Start of DATA EXCERPTS

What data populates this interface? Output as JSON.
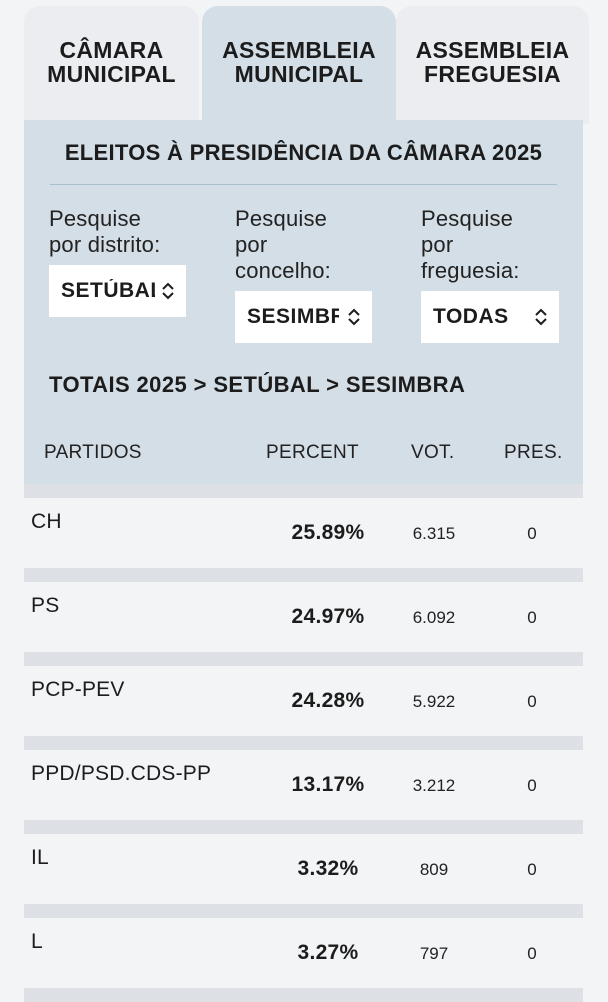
{
  "tabs": [
    {
      "line1": "CÂMARA",
      "line2": "MUNICIPAL",
      "active": false
    },
    {
      "line1": "ASSEMBLEIA",
      "line2": "MUNICIPAL",
      "active": true
    },
    {
      "line1": "ASSEMBLEIA",
      "line2": "FREGUESIA",
      "active": false
    }
  ],
  "panel": {
    "title": "ELEITOS À PRESIDÊNCIA DA CÂMARA 2025",
    "filters": {
      "district": {
        "label_l1": "Pesquise",
        "label_l2": "por distrito:",
        "value": "SETÚBAL"
      },
      "municipality": {
        "label_l1": "Pesquise",
        "label_l2": "por",
        "label_l3": "concelho:",
        "value": "SESIMBRA"
      },
      "parish": {
        "label_l1": "Pesquise",
        "label_l2": "por",
        "label_l3": "freguesia:",
        "value": "TODAS"
      }
    },
    "breadcrumb": "TOTAIS 2025 > SETÚBAL > SESIMBRA",
    "columns": {
      "party": "PARTIDOS",
      "percent": "PERCENT",
      "votes": "VOT.",
      "presidents": "PRES."
    }
  },
  "results": [
    {
      "party": "CH",
      "percent": "25.89%",
      "votes": "6.315",
      "presidents": "0"
    },
    {
      "party": "PS",
      "percent": "24.97%",
      "votes": "6.092",
      "presidents": "0"
    },
    {
      "party": "PCP-PEV",
      "percent": "24.28%",
      "votes": "5.922",
      "presidents": "0"
    },
    {
      "party": "PPD/PSD.CDS-PP",
      "percent": "13.17%",
      "votes": "3.212",
      "presidents": "0"
    },
    {
      "party": "IL",
      "percent": "3.32%",
      "votes": "809",
      "presidents": "0"
    },
    {
      "party": "L",
      "percent": "3.27%",
      "votes": "797",
      "presidents": "0"
    }
  ],
  "icons": {
    "select_arrow": "chevron-up-down-icon"
  }
}
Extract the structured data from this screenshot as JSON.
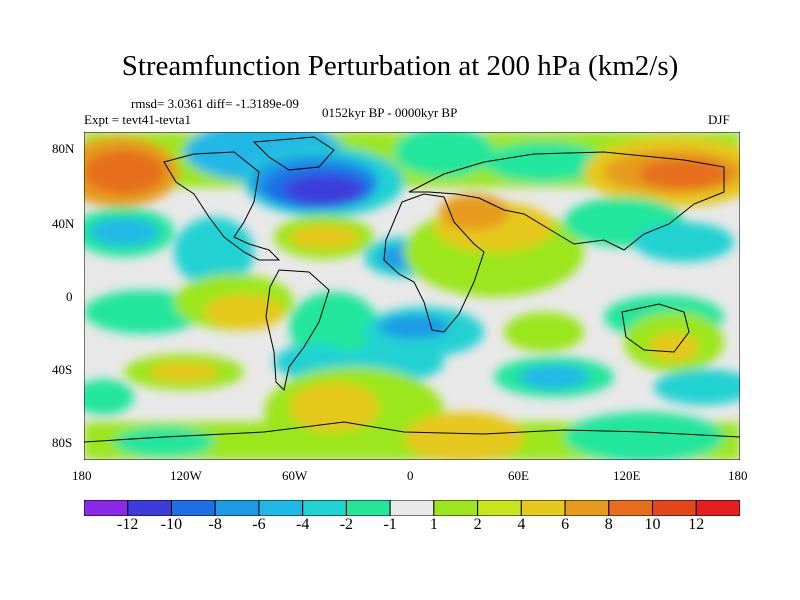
{
  "title": "Streamfunction Perturbation at 200 hPa (km2/s)",
  "stats": "rmsd= 3.0361 diff= -1.3189e-09",
  "experiment": "Expt = tevt41-tevta1",
  "period": "0152kyr BP - 0000kyr BP",
  "season": "DJF",
  "lat_labels": [
    "80N",
    "40N",
    "0",
    "40S",
    "80S"
  ],
  "lon_labels": [
    "180",
    "120W",
    "60W",
    "0",
    "60E",
    "120E",
    "180"
  ],
  "legend": {
    "labels": [
      "-12",
      "-10",
      "-8",
      "-6",
      "-4",
      "-2",
      "-1",
      "1",
      "2",
      "4",
      "6",
      "8",
      "10",
      "12"
    ],
    "colors": [
      "#8c28e8",
      "#3c3cdc",
      "#1e6ee6",
      "#1e9be6",
      "#20b8e6",
      "#20d2d2",
      "#24e69b",
      "#e8e8e8",
      "#9be61e",
      "#c8e61e",
      "#e6c81e",
      "#e69b1e",
      "#e66e1e",
      "#e6461e",
      "#e61e1e"
    ]
  }
}
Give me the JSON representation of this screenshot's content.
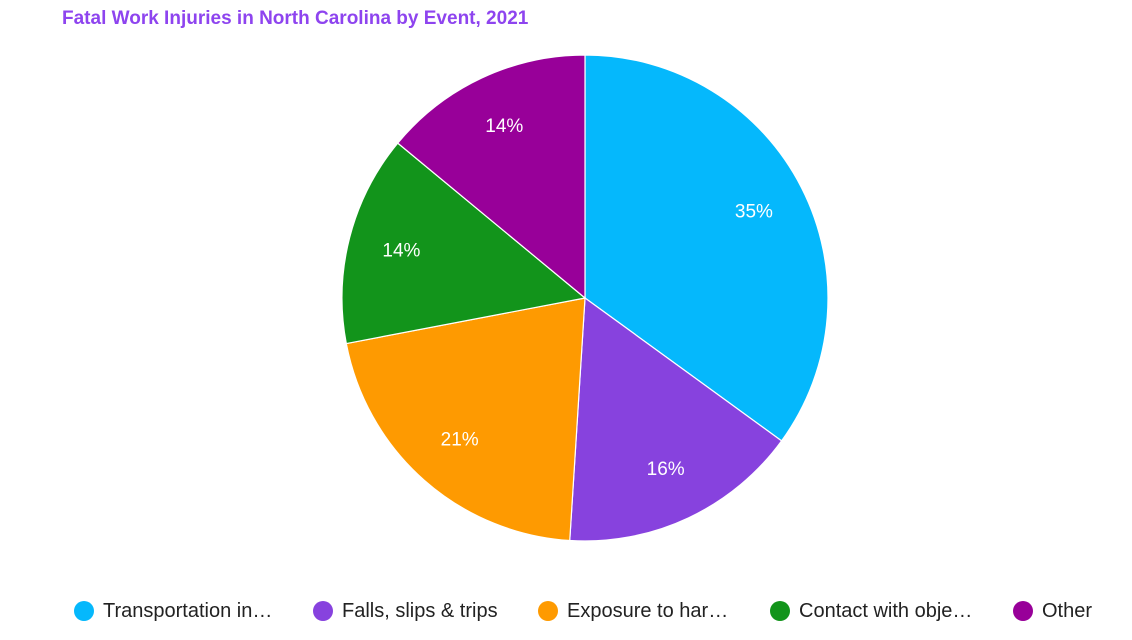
{
  "chart_data": {
    "type": "pie",
    "title": "Fatal Work Injuries in North Carolina by Event, 2021",
    "slices": [
      {
        "label": "Transportation in…",
        "value": 35,
        "display": "35%",
        "color": "#05b8fc"
      },
      {
        "label": "Falls, slips & trips",
        "value": 16,
        "display": "16%",
        "color": "#8742de"
      },
      {
        "label": "Exposure to har…",
        "value": 21,
        "display": "21%",
        "color": "#fe9a01"
      },
      {
        "label": "Contact with obje…",
        "value": 14,
        "display": "14%",
        "color": "#12941b"
      },
      {
        "label": "Other",
        "value": 14,
        "display": "14%",
        "color": "#980099"
      }
    ],
    "legend_position": "bottom",
    "start_angle": "top",
    "direction": "clockwise"
  }
}
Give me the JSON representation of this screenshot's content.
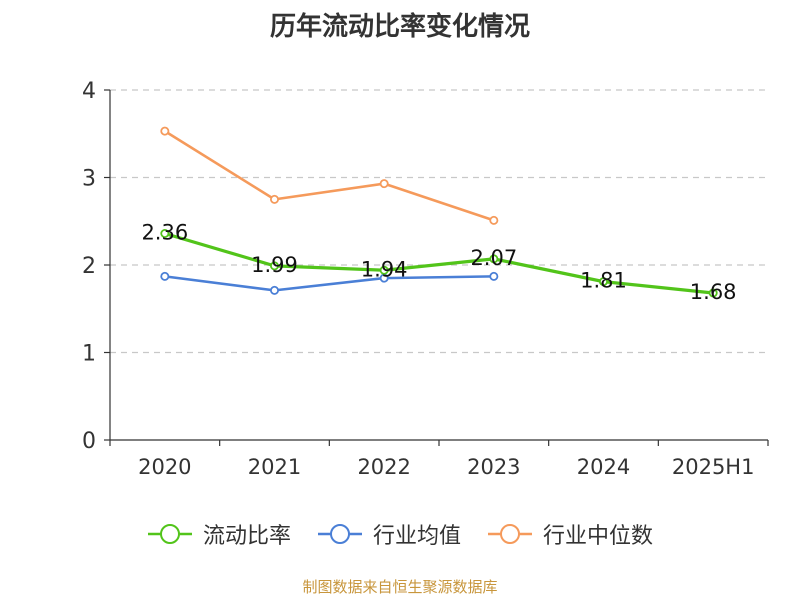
{
  "source_note": "制图数据来自恒生聚源数据库",
  "chart_data": {
    "type": "line",
    "title": "历年流动比率变化情况",
    "categories": [
      "2020",
      "2021",
      "2022",
      "2023",
      "2024",
      "2025H1"
    ],
    "ylim": [
      0,
      4
    ],
    "yticks": [
      "0",
      "1",
      "2",
      "3",
      "4"
    ],
    "grid": true,
    "legend_position": "bottom",
    "series": [
      {
        "name": "流动比率",
        "color": "#52c41a",
        "values": [
          2.36,
          1.99,
          1.94,
          2.07,
          1.81,
          1.68
        ],
        "labels": [
          "2.36",
          "1.99",
          "1.94",
          "2.07",
          "1.81",
          "1.68"
        ]
      },
      {
        "name": "行业均值",
        "color": "#4a7fd6",
        "values": [
          1.87,
          1.71,
          1.85,
          1.87,
          null,
          null
        ]
      },
      {
        "name": "行业中位数",
        "color": "#f59a5b",
        "values": [
          3.53,
          2.75,
          2.93,
          2.51,
          null,
          null
        ]
      }
    ]
  }
}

End of DATA EXCERPTS

* YOUR TASK *
Output, exactly, all the records above; include no pictures.

* WRITTEN SOLUTION *
What data populates this interface? Output as JSON.
{
  "tabs": [
    {
      "line1": "CÂMARA",
      "line2": "MUNICIPAL",
      "active": false
    },
    {
      "line1": "ASSEMBLEIA",
      "line2": "MUNICIPAL",
      "active": true
    },
    {
      "line1": "ASSEMBLEIA",
      "line2": "FREGUESIA",
      "active": false
    }
  ],
  "panel": {
    "title": "ELEITOS À PRESIDÊNCIA DA CÂMARA 2025",
    "filters": {
      "district": {
        "label_l1": "Pesquise",
        "label_l2": "por distrito:",
        "value": "SETÚBAL"
      },
      "municipality": {
        "label_l1": "Pesquise",
        "label_l2": "por",
        "label_l3": "concelho:",
        "value": "SESIMBRA"
      },
      "parish": {
        "label_l1": "Pesquise",
        "label_l2": "por",
        "label_l3": "freguesia:",
        "value": "TODAS"
      }
    },
    "breadcrumb": "TOTAIS 2025 > SETÚBAL > SESIMBRA",
    "columns": {
      "party": "PARTIDOS",
      "percent": "PERCENT",
      "votes": "VOT.",
      "presidents": "PRES."
    }
  },
  "results": [
    {
      "party": "CH",
      "percent": "25.89%",
      "votes": "6.315",
      "presidents": "0"
    },
    {
      "party": "PS",
      "percent": "24.97%",
      "votes": "6.092",
      "presidents": "0"
    },
    {
      "party": "PCP-PEV",
      "percent": "24.28%",
      "votes": "5.922",
      "presidents": "0"
    },
    {
      "party": "PPD/PSD.CDS-PP",
      "percent": "13.17%",
      "votes": "3.212",
      "presidents": "0"
    },
    {
      "party": "IL",
      "percent": "3.32%",
      "votes": "809",
      "presidents": "0"
    },
    {
      "party": "L",
      "percent": "3.27%",
      "votes": "797",
      "presidents": "0"
    }
  ],
  "icons": {
    "select_arrow": "chevron-up-down-icon"
  }
}
Extract the structured data from this screenshot as JSON.
{
  "title": "Streamfunction Perturbation at 200 hPa (km2/s)",
  "stats": "rmsd= 3.0361 diff= -1.3189e-09",
  "experiment": "Expt = tevt41-tevta1",
  "period": "0152kyr BP - 0000kyr BP",
  "season": "DJF",
  "lat_labels": [
    "80N",
    "40N",
    "0",
    "40S",
    "80S"
  ],
  "lon_labels": [
    "180",
    "120W",
    "60W",
    "0",
    "60E",
    "120E",
    "180"
  ],
  "legend": {
    "labels": [
      "-12",
      "-10",
      "-8",
      "-6",
      "-4",
      "-2",
      "-1",
      "1",
      "2",
      "4",
      "6",
      "8",
      "10",
      "12"
    ],
    "colors": [
      "#8c28e8",
      "#3c3cdc",
      "#1e6ee6",
      "#1e9be6",
      "#20b8e6",
      "#20d2d2",
      "#24e69b",
      "#e8e8e8",
      "#9be61e",
      "#c8e61e",
      "#e6c81e",
      "#e69b1e",
      "#e66e1e",
      "#e6461e",
      "#e61e1e"
    ]
  }
}
Give me the JSON representation of this screenshot's content.
{
  "chart_data": {
    "type": "pie",
    "title": "Fatal Work Injuries in North Carolina by Event, 2021",
    "slices": [
      {
        "label": "Transportation in…",
        "value": 35,
        "display": "35%",
        "color": "#05b8fc"
      },
      {
        "label": "Falls, slips & trips",
        "value": 16,
        "display": "16%",
        "color": "#8742de"
      },
      {
        "label": "Exposure to har…",
        "value": 21,
        "display": "21%",
        "color": "#fe9a01"
      },
      {
        "label": "Contact with obje…",
        "value": 14,
        "display": "14%",
        "color": "#12941b"
      },
      {
        "label": "Other",
        "value": 14,
        "display": "14%",
        "color": "#980099"
      }
    ],
    "legend_position": "bottom",
    "start_angle": "top",
    "direction": "clockwise"
  }
}
Give me the JSON representation of this screenshot's content.
{
  "source_note": "制图数据来自恒生聚源数据库",
  "chart_data": {
    "type": "line",
    "title": "历年流动比率变化情况",
    "categories": [
      "2020",
      "2021",
      "2022",
      "2023",
      "2024",
      "2025H1"
    ],
    "ylim": [
      0,
      4
    ],
    "yticks": [
      "0",
      "1",
      "2",
      "3",
      "4"
    ],
    "grid": true,
    "legend_position": "bottom",
    "series": [
      {
        "name": "流动比率",
        "color": "#52c41a",
        "values": [
          2.36,
          1.99,
          1.94,
          2.07,
          1.81,
          1.68
        ],
        "labels": [
          "2.36",
          "1.99",
          "1.94",
          "2.07",
          "1.81",
          "1.68"
        ]
      },
      {
        "name": "行业均值",
        "color": "#4a7fd6",
        "values": [
          1.87,
          1.71,
          1.85,
          1.87,
          null,
          null
        ]
      },
      {
        "name": "行业中位数",
        "color": "#f59a5b",
        "values": [
          3.53,
          2.75,
          2.93,
          2.51,
          null,
          null
        ]
      }
    ]
  }
}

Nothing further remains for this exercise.